■ Work instructions ■
Records follow. Select each line holding "gesunden".

■ Entries provided ■
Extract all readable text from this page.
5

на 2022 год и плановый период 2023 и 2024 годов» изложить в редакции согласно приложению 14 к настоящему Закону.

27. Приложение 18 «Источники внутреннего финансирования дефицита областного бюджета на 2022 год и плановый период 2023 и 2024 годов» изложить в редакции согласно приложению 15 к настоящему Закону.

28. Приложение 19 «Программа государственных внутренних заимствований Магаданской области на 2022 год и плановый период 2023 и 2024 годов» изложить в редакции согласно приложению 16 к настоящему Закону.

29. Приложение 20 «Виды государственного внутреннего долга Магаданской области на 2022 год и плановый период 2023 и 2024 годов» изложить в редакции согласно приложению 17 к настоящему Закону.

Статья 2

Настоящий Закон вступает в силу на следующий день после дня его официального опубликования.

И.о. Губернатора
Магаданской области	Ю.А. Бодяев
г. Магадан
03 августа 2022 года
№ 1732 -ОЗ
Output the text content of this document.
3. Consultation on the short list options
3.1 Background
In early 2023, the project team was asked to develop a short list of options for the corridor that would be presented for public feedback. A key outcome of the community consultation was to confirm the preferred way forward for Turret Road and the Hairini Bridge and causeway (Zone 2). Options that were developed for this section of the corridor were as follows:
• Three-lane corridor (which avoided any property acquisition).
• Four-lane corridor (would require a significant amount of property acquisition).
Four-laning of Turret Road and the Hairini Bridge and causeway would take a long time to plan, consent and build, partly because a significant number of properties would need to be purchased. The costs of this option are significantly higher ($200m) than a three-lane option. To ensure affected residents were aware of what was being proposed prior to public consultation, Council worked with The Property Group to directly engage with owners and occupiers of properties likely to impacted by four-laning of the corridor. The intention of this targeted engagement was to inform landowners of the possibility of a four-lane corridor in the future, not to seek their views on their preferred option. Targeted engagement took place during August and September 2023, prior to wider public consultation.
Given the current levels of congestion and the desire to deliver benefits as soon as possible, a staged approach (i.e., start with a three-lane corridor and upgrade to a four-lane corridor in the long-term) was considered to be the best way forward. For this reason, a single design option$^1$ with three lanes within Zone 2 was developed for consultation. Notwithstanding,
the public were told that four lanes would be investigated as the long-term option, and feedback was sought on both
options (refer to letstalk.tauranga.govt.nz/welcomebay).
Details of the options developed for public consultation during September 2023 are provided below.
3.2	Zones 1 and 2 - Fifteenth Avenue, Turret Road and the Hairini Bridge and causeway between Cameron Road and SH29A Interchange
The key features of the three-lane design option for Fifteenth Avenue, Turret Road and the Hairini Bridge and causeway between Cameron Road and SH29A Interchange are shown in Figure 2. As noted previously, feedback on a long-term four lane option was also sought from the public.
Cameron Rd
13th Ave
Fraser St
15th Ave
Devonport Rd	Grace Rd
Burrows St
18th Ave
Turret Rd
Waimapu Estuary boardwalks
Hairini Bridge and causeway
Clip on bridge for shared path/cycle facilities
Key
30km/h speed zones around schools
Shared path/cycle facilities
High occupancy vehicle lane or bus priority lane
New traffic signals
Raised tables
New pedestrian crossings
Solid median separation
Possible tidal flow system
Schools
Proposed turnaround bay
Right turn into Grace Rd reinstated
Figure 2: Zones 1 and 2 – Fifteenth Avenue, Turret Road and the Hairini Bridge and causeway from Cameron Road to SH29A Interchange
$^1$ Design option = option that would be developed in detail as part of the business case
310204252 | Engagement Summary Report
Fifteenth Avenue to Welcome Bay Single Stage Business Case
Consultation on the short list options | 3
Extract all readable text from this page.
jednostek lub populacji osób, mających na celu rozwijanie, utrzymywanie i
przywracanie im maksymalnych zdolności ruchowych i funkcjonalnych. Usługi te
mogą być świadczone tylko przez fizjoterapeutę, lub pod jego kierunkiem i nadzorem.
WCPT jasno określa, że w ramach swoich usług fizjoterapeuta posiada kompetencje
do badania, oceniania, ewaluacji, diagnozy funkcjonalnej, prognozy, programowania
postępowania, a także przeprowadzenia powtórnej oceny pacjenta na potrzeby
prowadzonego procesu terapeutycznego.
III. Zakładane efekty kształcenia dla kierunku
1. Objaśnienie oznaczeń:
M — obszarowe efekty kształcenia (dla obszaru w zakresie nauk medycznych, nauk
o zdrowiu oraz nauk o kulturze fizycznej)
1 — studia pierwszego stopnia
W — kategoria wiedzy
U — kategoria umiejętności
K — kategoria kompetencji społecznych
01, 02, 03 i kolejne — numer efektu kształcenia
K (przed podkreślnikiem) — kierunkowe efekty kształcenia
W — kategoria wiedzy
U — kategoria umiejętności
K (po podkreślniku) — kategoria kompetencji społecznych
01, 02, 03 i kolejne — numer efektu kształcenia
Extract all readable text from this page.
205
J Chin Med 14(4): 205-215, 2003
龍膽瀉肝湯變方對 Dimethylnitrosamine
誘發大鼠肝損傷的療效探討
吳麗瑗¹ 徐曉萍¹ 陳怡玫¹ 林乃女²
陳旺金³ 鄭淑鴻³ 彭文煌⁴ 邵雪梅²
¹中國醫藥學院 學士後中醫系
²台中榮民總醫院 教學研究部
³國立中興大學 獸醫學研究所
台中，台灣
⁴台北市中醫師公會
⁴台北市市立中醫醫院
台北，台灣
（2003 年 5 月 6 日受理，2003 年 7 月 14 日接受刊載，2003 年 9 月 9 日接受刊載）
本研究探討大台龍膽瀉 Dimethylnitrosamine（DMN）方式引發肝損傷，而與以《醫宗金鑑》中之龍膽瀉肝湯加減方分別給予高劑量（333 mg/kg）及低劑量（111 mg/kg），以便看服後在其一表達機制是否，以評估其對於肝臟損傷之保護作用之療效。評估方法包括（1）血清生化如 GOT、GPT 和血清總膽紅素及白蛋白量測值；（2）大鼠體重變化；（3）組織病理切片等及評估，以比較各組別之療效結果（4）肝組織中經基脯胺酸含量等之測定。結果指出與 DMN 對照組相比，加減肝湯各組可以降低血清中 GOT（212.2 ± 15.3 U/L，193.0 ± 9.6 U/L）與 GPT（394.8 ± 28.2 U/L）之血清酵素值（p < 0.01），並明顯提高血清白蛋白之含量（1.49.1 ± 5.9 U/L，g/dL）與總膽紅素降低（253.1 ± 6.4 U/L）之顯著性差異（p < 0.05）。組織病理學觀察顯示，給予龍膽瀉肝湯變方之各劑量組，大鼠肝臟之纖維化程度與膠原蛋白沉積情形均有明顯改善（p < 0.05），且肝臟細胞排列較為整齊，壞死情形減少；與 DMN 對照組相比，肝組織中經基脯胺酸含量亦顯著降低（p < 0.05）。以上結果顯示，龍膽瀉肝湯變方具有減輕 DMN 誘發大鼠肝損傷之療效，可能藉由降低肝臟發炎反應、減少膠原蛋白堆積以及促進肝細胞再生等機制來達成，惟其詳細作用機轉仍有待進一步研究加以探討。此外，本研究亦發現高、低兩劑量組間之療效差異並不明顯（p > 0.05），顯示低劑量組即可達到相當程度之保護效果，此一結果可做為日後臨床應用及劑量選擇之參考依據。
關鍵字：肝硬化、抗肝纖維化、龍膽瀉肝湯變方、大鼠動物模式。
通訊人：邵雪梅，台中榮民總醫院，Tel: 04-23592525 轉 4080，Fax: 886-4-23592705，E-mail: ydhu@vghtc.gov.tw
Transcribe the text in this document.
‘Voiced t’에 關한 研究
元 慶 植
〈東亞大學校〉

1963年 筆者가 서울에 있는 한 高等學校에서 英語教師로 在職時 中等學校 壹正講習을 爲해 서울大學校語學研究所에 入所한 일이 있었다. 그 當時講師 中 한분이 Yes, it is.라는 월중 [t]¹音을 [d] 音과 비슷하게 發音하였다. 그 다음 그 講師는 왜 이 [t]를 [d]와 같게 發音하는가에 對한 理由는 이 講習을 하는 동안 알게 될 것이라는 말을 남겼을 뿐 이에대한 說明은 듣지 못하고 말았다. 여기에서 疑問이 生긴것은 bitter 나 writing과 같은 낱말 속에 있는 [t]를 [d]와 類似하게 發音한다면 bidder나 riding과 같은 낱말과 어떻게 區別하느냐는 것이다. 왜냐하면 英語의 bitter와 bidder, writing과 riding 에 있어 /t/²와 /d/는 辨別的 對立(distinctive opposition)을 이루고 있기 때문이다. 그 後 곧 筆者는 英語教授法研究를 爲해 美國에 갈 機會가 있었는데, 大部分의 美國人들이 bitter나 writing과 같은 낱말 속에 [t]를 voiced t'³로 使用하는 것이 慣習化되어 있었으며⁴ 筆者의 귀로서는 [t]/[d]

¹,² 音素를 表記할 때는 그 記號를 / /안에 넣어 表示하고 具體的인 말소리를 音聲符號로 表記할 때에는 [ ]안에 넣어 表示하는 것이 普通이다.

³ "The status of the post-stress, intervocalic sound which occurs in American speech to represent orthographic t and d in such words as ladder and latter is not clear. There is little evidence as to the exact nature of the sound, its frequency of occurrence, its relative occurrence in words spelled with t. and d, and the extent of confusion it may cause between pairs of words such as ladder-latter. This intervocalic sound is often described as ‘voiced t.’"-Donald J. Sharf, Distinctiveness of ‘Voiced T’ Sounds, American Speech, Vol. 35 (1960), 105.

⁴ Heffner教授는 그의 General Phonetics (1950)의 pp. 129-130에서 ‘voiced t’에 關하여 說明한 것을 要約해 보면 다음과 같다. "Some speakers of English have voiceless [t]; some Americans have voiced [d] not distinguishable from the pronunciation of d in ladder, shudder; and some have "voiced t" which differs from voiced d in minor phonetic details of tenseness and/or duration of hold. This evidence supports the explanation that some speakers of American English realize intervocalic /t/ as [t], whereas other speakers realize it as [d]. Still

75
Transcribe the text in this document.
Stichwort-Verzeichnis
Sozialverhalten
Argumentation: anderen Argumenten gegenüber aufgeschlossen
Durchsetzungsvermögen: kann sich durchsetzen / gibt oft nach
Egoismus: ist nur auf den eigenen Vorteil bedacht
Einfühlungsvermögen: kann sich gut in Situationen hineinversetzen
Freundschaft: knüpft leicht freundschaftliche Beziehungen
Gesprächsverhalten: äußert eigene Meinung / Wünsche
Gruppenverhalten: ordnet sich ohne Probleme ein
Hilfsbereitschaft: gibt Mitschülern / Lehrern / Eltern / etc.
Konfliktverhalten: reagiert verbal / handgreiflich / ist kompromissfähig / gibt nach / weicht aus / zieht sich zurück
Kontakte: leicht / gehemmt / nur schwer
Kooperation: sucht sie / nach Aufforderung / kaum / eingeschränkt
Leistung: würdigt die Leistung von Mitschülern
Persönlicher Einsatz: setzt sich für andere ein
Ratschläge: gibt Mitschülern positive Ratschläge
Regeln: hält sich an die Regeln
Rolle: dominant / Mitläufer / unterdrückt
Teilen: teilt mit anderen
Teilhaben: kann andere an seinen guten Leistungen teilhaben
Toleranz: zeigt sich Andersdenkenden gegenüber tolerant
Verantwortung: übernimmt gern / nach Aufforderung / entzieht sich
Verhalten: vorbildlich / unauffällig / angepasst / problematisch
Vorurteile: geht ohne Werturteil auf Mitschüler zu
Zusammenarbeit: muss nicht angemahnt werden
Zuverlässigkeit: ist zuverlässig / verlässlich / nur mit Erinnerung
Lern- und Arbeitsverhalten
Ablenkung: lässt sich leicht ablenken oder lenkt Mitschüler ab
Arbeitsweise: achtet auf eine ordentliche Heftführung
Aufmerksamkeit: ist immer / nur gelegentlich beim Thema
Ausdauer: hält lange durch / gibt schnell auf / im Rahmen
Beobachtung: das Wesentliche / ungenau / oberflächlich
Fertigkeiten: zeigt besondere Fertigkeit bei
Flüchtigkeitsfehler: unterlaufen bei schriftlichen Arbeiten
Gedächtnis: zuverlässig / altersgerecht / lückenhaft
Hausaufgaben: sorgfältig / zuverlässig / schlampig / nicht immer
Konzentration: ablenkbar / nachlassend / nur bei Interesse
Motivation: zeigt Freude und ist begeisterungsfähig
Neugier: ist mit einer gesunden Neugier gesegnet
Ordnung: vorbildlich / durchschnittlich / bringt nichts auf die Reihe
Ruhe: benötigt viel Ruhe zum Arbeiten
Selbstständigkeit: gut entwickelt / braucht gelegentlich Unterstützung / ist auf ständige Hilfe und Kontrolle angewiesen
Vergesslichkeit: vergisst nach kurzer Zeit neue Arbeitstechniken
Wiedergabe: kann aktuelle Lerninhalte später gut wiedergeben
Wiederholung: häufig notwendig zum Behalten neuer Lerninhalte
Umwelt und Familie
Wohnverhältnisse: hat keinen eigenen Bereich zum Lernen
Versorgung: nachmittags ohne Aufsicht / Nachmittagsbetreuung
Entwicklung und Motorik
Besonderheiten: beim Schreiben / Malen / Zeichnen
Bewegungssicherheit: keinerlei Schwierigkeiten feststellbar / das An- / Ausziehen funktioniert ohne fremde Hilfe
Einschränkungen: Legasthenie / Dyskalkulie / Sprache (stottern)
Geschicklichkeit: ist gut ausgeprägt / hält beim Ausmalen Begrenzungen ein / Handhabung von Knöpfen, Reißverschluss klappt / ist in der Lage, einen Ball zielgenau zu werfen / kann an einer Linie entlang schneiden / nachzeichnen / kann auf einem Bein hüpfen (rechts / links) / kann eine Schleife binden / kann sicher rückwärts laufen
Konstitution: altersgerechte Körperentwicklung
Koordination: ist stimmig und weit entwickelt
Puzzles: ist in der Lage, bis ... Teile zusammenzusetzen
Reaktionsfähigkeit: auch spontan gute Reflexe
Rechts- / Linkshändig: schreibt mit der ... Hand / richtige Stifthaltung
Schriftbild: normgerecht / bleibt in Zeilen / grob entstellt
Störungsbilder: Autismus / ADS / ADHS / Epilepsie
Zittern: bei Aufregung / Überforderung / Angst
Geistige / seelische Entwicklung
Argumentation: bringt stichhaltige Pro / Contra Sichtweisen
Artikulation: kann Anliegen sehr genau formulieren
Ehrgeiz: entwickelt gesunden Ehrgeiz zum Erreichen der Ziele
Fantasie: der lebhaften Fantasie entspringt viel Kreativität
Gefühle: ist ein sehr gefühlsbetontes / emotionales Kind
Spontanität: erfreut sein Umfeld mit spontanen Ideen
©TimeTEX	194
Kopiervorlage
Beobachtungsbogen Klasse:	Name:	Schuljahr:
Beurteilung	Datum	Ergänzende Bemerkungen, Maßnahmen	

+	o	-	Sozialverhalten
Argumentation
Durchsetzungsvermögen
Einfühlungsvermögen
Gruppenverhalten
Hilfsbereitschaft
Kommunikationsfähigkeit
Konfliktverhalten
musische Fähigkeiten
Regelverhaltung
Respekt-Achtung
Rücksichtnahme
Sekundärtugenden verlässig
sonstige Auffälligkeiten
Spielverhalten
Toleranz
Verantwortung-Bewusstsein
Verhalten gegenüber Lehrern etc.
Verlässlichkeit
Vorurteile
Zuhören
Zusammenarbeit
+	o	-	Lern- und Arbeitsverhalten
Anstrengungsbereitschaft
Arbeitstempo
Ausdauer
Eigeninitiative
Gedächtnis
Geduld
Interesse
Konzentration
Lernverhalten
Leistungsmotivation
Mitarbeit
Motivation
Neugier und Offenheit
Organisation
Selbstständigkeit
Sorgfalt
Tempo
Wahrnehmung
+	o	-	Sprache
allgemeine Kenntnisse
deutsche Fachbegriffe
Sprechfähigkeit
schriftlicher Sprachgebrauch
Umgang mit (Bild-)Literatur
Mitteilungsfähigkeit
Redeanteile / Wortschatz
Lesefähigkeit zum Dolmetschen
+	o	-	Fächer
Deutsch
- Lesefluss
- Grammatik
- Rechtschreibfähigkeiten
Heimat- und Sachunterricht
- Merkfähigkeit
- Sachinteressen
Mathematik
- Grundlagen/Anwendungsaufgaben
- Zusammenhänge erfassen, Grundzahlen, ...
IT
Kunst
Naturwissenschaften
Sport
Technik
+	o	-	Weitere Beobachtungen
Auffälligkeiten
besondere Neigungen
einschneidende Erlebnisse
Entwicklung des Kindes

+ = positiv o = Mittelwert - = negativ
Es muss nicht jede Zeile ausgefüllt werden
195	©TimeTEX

■ Output of the exercise ■
Neugier: ist mit einer gesunden Neugier gesegnet
Ehrgeiz: entwickelt gesunden Ehrgeiz zum Erreichen der Ziele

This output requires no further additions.